Chart and figure data:
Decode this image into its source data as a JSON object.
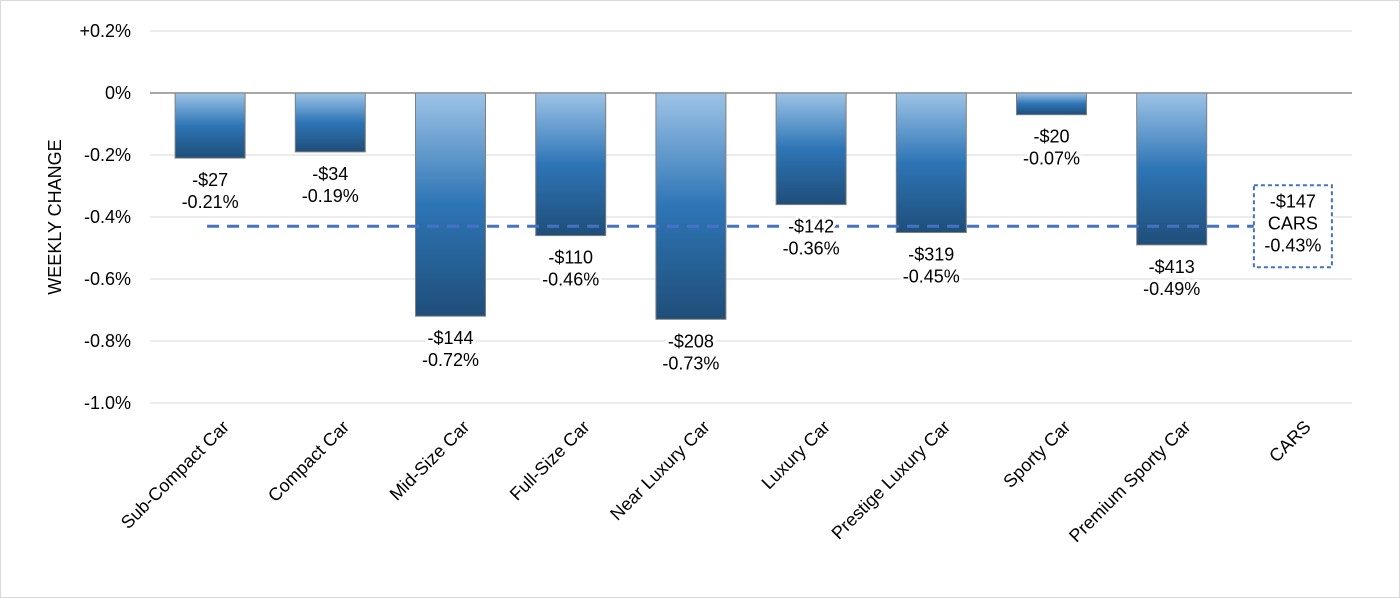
{
  "chart_data": {
    "type": "bar",
    "title": "",
    "xlabel": "",
    "ylabel": "WEEKLY CHANGE",
    "ylim": [
      -1.0,
      0.2
    ],
    "yticks": [
      0.2,
      0.0,
      -0.2,
      -0.4,
      -0.6,
      -0.8,
      -1.0
    ],
    "ytick_labels": [
      "+0.2%",
      "0%",
      "-0.2%",
      "-0.4%",
      "-0.6%",
      "-0.8%",
      "-1.0%"
    ],
    "grid": true,
    "categories": [
      "Sub-Compact Car",
      "Compact Car",
      "Mid-Size Car",
      "Full-Size Car",
      "Near Luxury Car",
      "Luxury Car",
      "Prestige Luxury Car",
      "Sporty Car",
      "Premium Sporty Car",
      "CARS"
    ],
    "values": [
      -0.21,
      -0.19,
      -0.72,
      -0.46,
      -0.73,
      -0.36,
      -0.45,
      -0.07,
      -0.49,
      null
    ],
    "dollar_labels": [
      "-$27",
      "-$34",
      "-$144",
      "-$110",
      "-$208",
      "-$142",
      "-$319",
      "-$20",
      "-$413"
    ],
    "percent_labels": [
      "-0.21%",
      "-0.19%",
      "-0.72%",
      "-0.46%",
      "-0.73%",
      "-0.36%",
      "-0.45%",
      "-0.07%",
      "-0.49%"
    ],
    "reference_line": {
      "value": -0.43,
      "style": "dashed",
      "label_lines": [
        "-$147",
        "CARS",
        "-0.43%"
      ]
    },
    "colors": {
      "bar_top": "#9dc3e6",
      "bar_mid": "#2e75b6",
      "bar_bottom": "#1f4e79",
      "reference": "#4472c4",
      "grid": "#d9d9d9"
    }
  }
}
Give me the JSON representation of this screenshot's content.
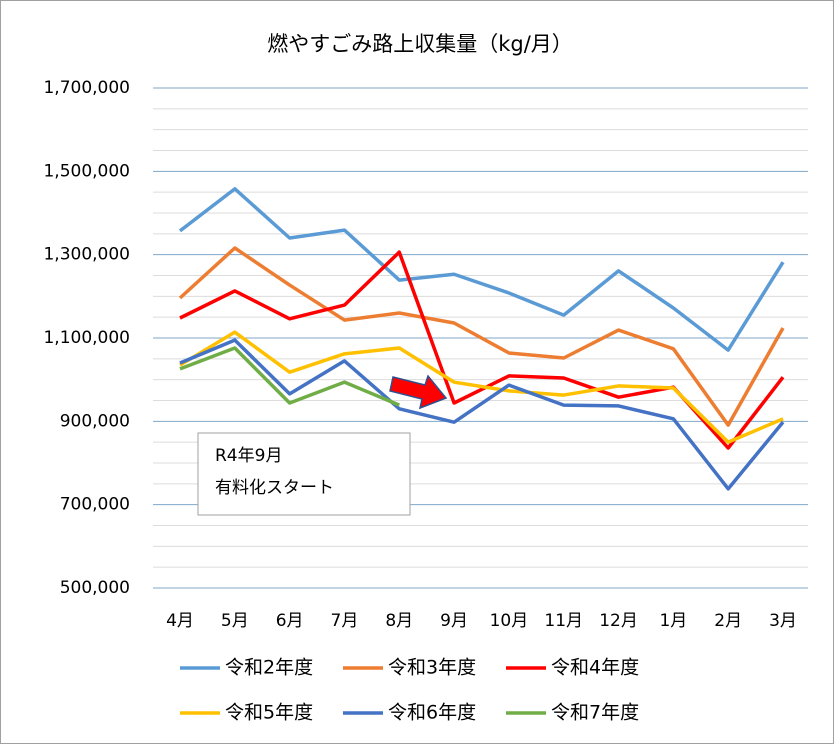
{
  "chart_data": {
    "type": "line",
    "title": "燃やすごみ路上収集量（kg/月）",
    "categories": [
      "4月",
      "5月",
      "6月",
      "7月",
      "8月",
      "9月",
      "10月",
      "11月",
      "12月",
      "1月",
      "2月",
      "3月"
    ],
    "series": [
      {
        "name": "令和2年度",
        "color": "#5b9bd5",
        "values": [
          1357000,
          1458000,
          1340000,
          1359000,
          1239000,
          1253000,
          1208000,
          1155000,
          1261000,
          1172000,
          1071000,
          1282000
        ]
      },
      {
        "name": "令和3年度",
        "color": "#ed7d31",
        "values": [
          1196000,
          1316000,
          1227000,
          1143000,
          1160000,
          1136000,
          1064000,
          1052000,
          1119000,
          1074000,
          891000,
          1124000
        ]
      },
      {
        "name": "令和4年度",
        "color": "#ff0000",
        "values": [
          1148000,
          1213000,
          1146000,
          1179000,
          1306000,
          944000,
          1009000,
          1004000,
          958000,
          982000,
          836000,
          1006000
        ]
      },
      {
        "name": "令和5年度",
        "color": "#ffc000",
        "values": [
          1035000,
          1114000,
          1018000,
          1062000,
          1076000,
          994000,
          973000,
          963000,
          985000,
          980000,
          850000,
          906000
        ]
      },
      {
        "name": "令和6年度",
        "color": "#4472c4",
        "values": [
          1040000,
          1095000,
          966000,
          1045000,
          930000,
          898000,
          987000,
          939000,
          937000,
          906000,
          738000,
          898000
        ]
      },
      {
        "name": "令和7年度",
        "color": "#70ad47",
        "values": [
          1026000,
          1076000,
          944000,
          994000,
          939000,
          null,
          null,
          null,
          null,
          null,
          null,
          null
        ]
      }
    ],
    "ylim": [
      500000,
      1700000
    ],
    "yticks": [
      {
        "value": 500000,
        "label": "500,000"
      },
      {
        "value": 700000,
        "label": "700,000"
      },
      {
        "value": 900000,
        "label": "900,000"
      },
      {
        "value": 1100000,
        "label": "1,100,000"
      },
      {
        "value": 1300000,
        "label": "1,300,000"
      },
      {
        "value": 1500000,
        "label": "1,500,000"
      },
      {
        "value": 1700000,
        "label": "1,700,000"
      }
    ],
    "minor_yticks": [
      550000,
      600000,
      650000,
      750000,
      800000,
      850000,
      950000,
      1000000,
      1050000,
      1150000,
      1200000,
      1250000,
      1350000,
      1400000,
      1450000,
      1550000,
      1600000,
      1650000
    ],
    "grid": true,
    "annotation": [
      "R4年9月",
      "有料化スタート"
    ]
  }
}
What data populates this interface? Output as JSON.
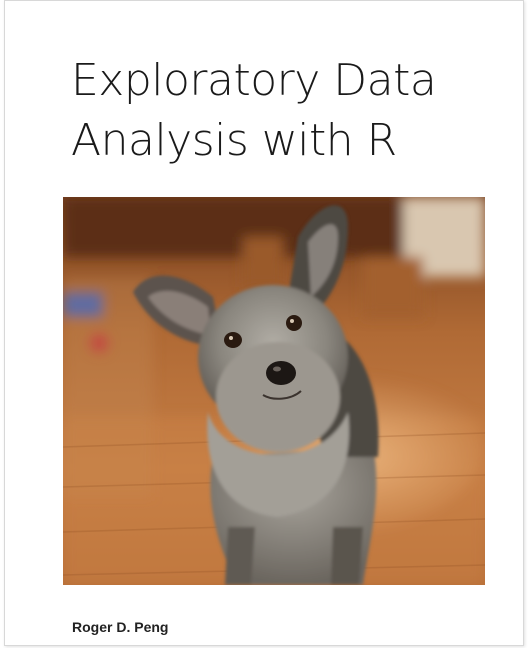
{
  "book": {
    "title_line1": "Exploratory Data",
    "title_line2": "Analysis with R",
    "author": "Roger D. Peng"
  },
  "cover_photo": {
    "subject-icon": "dog-photo",
    "colors": {
      "floor": "#b5692f",
      "floor_light": "#e2a56a",
      "fur": "#8d8a84",
      "fur_dark": "#4a4540",
      "background": "#6e3b1c"
    }
  }
}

#### WHAT YOU NEED TO DO:
Output the entries above exactly, without their pictures.

#### RESPONSE FOR THIS EXERCISE:
Decode this image into its source data as a JSON object.
{
  "chart_data": {
    "type": "bar",
    "title": "",
    "xlabel": "",
    "ylabel": "WEEKLY CHANGE",
    "ylim": [
      -1.0,
      0.2
    ],
    "yticks": [
      0.2,
      0.0,
      -0.2,
      -0.4,
      -0.6,
      -0.8,
      -1.0
    ],
    "ytick_labels": [
      "+0.2%",
      "0%",
      "-0.2%",
      "-0.4%",
      "-0.6%",
      "-0.8%",
      "-1.0%"
    ],
    "grid": true,
    "categories": [
      "Sub-Compact Car",
      "Compact Car",
      "Mid-Size Car",
      "Full-Size Car",
      "Near Luxury Car",
      "Luxury Car",
      "Prestige Luxury Car",
      "Sporty Car",
      "Premium Sporty Car",
      "CARS"
    ],
    "values": [
      -0.21,
      -0.19,
      -0.72,
      -0.46,
      -0.73,
      -0.36,
      -0.45,
      -0.07,
      -0.49,
      null
    ],
    "dollar_labels": [
      "-$27",
      "-$34",
      "-$144",
      "-$110",
      "-$208",
      "-$142",
      "-$319",
      "-$20",
      "-$413"
    ],
    "percent_labels": [
      "-0.21%",
      "-0.19%",
      "-0.72%",
      "-0.46%",
      "-0.73%",
      "-0.36%",
      "-0.45%",
      "-0.07%",
      "-0.49%"
    ],
    "reference_line": {
      "value": -0.43,
      "style": "dashed",
      "label_lines": [
        "-$147",
        "CARS",
        "-0.43%"
      ]
    },
    "colors": {
      "bar_top": "#9dc3e6",
      "bar_mid": "#2e75b6",
      "bar_bottom": "#1f4e79",
      "reference": "#4472c4",
      "grid": "#d9d9d9"
    }
  }
}
Give me the JSON representation of this screenshot's content.
{
  "chart_data": {
    "type": "line",
    "title": "燃やすごみ路上収集量（kg/月）",
    "categories": [
      "4月",
      "5月",
      "6月",
      "7月",
      "8月",
      "9月",
      "10月",
      "11月",
      "12月",
      "1月",
      "2月",
      "3月"
    ],
    "series": [
      {
        "name": "令和2年度",
        "color": "#5b9bd5",
        "values": [
          1357000,
          1458000,
          1340000,
          1359000,
          1239000,
          1253000,
          1208000,
          1155000,
          1261000,
          1172000,
          1071000,
          1282000
        ]
      },
      {
        "name": "令和3年度",
        "color": "#ed7d31",
        "values": [
          1196000,
          1316000,
          1227000,
          1143000,
          1160000,
          1136000,
          1064000,
          1052000,
          1119000,
          1074000,
          891000,
          1124000
        ]
      },
      {
        "name": "令和4年度",
        "color": "#ff0000",
        "values": [
          1148000,
          1213000,
          1146000,
          1179000,
          1306000,
          944000,
          1009000,
          1004000,
          958000,
          982000,
          836000,
          1006000
        ]
      },
      {
        "name": "令和5年度",
        "color": "#ffc000",
        "values": [
          1035000,
          1114000,
          1018000,
          1062000,
          1076000,
          994000,
          973000,
          963000,
          985000,
          980000,
          850000,
          906000
        ]
      },
      {
        "name": "令和6年度",
        "color": "#4472c4",
        "values": [
          1040000,
          1095000,
          966000,
          1045000,
          930000,
          898000,
          987000,
          939000,
          937000,
          906000,
          738000,
          898000
        ]
      },
      {
        "name": "令和7年度",
        "color": "#70ad47",
        "values": [
          1026000,
          1076000,
          944000,
          994000,
          939000,
          null,
          null,
          null,
          null,
          null,
          null,
          null
        ]
      }
    ],
    "ylim": [
      500000,
      1700000
    ],
    "yticks": [
      {
        "value": 500000,
        "label": "500,000"
      },
      {
        "value": 700000,
        "label": "700,000"
      },
      {
        "value": 900000,
        "label": "900,000"
      },
      {
        "value": 1100000,
        "label": "1,100,000"
      },
      {
        "value": 1300000,
        "label": "1,300,000"
      },
      {
        "value": 1500000,
        "label": "1,500,000"
      },
      {
        "value": 1700000,
        "label": "1,700,000"
      }
    ],
    "minor_yticks": [
      550000,
      600000,
      650000,
      750000,
      800000,
      850000,
      950000,
      1000000,
      1050000,
      1150000,
      1200000,
      1250000,
      1350000,
      1400000,
      1450000,
      1550000,
      1600000,
      1650000
    ],
    "grid": true,
    "annotation": [
      "R4年9月",
      "有料化スタート"
    ]
  }
}
What data populates this interface? Output as JSON.
{
  "book": {
    "title_line1": "Exploratory Data",
    "title_line2": "Analysis with R",
    "author": "Roger D. Peng"
  },
  "cover_photo": {
    "subject-icon": "dog-photo",
    "colors": {
      "floor": "#b5692f",
      "floor_light": "#e2a56a",
      "fur": "#8d8a84",
      "fur_dark": "#4a4540",
      "background": "#6e3b1c"
    }
  }
}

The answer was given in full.